### TASK DIRECTIONS
Could you copy out the material word for word, from its very first line through the line that contains "data-point bbox=[382, 585, 386, 590]"?

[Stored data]
--- START ---
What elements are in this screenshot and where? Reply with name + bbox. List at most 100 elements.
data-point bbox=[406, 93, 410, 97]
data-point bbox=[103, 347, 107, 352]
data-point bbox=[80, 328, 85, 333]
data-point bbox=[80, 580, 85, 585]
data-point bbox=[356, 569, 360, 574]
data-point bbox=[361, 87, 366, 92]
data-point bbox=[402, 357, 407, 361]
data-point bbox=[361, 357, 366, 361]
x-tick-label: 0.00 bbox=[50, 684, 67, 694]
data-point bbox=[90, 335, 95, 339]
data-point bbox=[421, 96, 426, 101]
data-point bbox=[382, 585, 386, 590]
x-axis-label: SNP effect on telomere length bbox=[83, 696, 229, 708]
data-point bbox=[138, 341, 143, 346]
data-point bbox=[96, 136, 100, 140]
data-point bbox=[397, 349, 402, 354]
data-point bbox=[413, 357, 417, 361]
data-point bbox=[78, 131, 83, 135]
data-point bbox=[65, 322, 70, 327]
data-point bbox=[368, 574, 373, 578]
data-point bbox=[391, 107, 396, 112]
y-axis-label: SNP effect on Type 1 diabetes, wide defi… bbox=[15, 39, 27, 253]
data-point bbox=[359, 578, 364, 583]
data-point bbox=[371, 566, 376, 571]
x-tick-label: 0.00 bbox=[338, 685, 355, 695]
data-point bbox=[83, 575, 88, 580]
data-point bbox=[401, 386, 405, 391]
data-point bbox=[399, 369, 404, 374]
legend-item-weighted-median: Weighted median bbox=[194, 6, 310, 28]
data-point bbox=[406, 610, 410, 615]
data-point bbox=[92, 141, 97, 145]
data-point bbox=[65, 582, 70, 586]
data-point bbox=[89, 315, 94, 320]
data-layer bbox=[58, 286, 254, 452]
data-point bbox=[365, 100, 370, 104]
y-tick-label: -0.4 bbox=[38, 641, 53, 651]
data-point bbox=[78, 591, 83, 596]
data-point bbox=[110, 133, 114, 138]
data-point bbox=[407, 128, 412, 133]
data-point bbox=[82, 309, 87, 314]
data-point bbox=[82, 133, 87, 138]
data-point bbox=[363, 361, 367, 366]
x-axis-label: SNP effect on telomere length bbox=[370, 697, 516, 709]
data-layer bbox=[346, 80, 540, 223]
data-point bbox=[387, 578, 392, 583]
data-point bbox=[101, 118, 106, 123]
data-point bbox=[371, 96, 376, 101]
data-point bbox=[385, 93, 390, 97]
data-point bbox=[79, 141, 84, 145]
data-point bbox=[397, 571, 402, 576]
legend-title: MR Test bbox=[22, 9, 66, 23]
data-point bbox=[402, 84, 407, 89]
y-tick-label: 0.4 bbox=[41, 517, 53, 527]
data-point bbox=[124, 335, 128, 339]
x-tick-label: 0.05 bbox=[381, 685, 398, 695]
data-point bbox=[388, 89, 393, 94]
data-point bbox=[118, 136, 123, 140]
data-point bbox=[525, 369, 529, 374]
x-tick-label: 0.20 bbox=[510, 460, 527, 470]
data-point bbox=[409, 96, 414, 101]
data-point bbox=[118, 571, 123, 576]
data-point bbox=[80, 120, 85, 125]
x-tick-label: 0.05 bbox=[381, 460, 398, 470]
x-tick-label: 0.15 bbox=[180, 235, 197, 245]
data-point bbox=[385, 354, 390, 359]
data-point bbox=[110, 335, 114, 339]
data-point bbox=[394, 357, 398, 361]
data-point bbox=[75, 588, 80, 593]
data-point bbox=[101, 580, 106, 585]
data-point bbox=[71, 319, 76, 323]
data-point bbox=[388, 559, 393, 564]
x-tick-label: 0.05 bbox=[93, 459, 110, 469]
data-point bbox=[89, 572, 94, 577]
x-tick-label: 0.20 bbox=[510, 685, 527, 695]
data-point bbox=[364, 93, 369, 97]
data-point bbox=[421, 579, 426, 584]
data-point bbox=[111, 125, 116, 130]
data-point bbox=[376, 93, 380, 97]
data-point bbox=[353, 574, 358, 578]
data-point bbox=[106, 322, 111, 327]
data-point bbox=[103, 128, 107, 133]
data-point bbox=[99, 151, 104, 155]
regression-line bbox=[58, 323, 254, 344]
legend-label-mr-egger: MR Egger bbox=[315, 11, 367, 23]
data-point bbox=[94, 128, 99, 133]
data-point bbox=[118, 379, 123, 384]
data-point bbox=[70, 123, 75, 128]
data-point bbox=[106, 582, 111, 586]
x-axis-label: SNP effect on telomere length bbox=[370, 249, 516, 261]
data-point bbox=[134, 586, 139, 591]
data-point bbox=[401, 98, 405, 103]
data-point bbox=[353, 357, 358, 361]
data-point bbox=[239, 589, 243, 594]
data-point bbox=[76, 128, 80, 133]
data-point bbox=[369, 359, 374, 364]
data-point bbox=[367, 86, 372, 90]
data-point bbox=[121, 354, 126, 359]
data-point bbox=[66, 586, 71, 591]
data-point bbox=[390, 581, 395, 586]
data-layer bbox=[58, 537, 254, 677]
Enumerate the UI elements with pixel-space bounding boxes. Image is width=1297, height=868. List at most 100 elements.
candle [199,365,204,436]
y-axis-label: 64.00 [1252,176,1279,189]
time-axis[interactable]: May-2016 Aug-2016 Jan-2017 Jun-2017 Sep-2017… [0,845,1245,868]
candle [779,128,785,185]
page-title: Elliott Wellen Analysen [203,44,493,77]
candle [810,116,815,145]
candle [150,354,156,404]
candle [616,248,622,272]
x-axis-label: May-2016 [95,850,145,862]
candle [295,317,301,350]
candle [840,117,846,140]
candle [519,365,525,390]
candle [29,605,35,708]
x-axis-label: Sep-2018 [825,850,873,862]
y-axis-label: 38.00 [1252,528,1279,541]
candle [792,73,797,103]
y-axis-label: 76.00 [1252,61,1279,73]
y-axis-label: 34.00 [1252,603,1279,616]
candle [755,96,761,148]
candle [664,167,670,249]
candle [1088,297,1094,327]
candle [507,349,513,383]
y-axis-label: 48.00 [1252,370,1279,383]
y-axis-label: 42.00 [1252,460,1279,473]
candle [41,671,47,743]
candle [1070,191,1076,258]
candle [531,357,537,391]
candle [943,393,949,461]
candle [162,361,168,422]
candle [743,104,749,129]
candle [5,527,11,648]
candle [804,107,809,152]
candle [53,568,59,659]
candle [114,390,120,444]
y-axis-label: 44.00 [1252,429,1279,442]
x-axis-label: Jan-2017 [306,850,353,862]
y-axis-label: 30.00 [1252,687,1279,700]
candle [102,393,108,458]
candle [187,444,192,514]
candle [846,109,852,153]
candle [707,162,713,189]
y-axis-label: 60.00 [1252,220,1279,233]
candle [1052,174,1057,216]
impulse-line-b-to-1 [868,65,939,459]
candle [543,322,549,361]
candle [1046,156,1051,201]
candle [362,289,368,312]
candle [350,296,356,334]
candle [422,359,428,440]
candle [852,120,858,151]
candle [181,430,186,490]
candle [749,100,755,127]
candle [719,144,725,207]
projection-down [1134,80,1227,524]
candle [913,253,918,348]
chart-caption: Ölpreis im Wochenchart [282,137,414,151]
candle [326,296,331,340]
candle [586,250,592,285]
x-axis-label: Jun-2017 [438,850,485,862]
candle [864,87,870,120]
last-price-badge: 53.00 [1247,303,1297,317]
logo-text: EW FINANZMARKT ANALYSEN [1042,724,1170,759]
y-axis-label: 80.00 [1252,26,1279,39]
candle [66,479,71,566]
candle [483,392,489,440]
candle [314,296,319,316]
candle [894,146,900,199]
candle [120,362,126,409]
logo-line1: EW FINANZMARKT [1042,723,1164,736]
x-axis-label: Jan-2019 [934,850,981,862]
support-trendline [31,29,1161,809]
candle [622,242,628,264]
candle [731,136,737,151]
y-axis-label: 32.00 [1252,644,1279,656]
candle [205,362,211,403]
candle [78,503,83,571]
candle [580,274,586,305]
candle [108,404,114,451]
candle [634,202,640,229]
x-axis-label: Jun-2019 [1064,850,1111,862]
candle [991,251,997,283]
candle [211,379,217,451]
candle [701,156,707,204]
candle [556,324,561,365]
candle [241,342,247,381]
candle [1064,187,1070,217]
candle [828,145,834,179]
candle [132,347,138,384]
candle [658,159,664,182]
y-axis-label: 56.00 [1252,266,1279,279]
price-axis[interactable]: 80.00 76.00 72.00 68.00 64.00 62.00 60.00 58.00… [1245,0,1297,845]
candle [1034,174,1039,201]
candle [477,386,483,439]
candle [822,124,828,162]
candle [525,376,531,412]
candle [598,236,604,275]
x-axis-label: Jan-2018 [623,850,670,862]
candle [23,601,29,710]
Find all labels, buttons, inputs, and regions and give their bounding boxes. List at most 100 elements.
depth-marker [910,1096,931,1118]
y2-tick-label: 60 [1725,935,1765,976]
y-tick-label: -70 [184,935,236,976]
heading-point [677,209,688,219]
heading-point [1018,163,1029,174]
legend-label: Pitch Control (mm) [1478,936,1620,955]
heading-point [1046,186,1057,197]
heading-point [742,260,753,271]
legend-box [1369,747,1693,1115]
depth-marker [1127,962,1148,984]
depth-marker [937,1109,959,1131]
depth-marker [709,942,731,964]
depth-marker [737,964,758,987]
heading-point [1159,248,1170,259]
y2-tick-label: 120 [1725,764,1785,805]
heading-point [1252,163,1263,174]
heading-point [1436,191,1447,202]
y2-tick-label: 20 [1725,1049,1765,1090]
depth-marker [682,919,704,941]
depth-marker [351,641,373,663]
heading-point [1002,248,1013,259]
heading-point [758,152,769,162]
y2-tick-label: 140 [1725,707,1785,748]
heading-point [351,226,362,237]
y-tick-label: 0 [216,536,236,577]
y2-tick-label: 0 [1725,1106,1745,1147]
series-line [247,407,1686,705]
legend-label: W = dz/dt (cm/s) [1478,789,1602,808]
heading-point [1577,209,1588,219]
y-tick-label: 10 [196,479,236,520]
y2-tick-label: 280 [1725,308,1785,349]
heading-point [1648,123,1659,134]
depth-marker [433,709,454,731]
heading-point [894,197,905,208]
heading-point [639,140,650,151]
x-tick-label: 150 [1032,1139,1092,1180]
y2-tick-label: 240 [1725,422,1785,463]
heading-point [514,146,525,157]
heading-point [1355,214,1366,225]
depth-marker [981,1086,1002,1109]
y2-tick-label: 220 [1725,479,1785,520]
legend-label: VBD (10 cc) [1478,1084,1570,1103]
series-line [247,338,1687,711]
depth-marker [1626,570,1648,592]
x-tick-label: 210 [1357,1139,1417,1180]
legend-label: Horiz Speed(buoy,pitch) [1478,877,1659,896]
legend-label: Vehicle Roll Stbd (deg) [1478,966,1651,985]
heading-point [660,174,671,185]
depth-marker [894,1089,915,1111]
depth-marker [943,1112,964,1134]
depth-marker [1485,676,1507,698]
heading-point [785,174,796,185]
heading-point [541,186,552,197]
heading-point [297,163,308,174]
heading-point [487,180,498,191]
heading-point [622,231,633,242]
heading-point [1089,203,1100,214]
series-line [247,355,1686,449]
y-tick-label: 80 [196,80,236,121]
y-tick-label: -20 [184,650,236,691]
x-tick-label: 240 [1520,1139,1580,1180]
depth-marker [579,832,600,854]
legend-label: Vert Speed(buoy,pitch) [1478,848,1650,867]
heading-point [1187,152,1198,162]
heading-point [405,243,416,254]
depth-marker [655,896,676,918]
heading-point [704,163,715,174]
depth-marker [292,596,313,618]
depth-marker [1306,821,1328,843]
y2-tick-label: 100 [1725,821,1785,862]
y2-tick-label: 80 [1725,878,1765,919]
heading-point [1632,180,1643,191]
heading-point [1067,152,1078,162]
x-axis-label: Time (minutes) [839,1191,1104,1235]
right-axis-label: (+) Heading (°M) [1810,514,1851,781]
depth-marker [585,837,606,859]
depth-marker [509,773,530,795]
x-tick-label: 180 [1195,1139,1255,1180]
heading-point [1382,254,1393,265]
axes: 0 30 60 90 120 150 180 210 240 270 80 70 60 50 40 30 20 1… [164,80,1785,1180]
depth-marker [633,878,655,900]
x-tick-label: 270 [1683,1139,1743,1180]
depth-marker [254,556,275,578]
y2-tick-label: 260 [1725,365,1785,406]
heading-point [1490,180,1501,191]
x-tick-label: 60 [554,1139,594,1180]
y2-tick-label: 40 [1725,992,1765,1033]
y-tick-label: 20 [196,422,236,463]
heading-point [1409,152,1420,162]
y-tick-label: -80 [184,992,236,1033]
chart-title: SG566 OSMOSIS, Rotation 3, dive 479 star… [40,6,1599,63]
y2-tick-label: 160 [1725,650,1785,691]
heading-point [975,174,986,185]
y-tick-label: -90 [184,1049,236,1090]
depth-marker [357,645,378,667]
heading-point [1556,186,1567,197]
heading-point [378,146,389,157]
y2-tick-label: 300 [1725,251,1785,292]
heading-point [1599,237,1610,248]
--- END ---
### RESPONSE TO THIS TASK
What elements are in this screenshot and where? Reply with name + bbox. List at most 100 elements.
data-point bbox=[406, 93, 410, 97]
data-point bbox=[103, 347, 107, 352]
data-point bbox=[80, 328, 85, 333]
data-point bbox=[80, 580, 85, 585]
data-point bbox=[356, 569, 360, 574]
data-point bbox=[361, 87, 366, 92]
data-point bbox=[402, 357, 407, 361]
data-point bbox=[361, 357, 366, 361]
x-tick-label: 0.00 bbox=[50, 684, 67, 694]
data-point bbox=[90, 335, 95, 339]
data-point bbox=[421, 96, 426, 101]
data-point bbox=[382, 585, 386, 590]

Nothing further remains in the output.